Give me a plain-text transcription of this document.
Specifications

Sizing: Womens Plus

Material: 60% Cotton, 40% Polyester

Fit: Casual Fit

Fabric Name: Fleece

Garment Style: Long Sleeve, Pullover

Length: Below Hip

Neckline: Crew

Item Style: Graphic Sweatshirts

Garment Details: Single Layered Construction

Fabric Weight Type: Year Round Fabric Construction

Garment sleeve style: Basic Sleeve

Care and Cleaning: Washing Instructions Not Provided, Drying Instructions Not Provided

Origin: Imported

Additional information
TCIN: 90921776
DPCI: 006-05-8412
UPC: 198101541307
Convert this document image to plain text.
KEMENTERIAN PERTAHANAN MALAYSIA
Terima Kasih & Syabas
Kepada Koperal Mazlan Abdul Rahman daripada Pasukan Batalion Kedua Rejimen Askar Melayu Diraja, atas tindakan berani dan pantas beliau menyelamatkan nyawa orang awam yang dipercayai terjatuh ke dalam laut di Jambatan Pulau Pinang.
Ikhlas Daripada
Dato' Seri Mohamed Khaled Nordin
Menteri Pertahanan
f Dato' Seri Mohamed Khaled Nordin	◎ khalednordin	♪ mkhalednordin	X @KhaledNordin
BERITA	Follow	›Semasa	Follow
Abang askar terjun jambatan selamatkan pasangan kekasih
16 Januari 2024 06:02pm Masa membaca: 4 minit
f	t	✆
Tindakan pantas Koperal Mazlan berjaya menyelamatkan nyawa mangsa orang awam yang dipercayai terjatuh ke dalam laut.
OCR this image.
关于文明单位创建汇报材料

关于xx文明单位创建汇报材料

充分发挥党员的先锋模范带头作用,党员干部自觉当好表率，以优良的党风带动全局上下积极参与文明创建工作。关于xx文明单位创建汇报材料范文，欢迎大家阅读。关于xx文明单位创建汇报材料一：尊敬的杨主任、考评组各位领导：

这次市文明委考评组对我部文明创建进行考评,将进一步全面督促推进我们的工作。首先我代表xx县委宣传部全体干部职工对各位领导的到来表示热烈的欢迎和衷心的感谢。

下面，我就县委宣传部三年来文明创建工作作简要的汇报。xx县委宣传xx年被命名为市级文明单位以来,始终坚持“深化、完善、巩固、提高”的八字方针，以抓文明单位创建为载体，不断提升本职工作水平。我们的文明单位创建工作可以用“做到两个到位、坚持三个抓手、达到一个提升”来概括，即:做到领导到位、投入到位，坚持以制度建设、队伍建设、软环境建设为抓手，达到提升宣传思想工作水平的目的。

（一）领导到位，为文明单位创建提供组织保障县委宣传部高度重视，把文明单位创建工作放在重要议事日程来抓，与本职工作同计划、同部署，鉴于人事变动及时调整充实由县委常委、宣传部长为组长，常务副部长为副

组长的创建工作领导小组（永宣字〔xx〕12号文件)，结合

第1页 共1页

## Instructions for the task
Locate the string "Garment" in the listing above and copy every line where it occurs.

## Final result
Garment Style: Long Sleeve, Pullover
Garment Details: Single Layered Construction
Garment sleeve style: Basic Sleeve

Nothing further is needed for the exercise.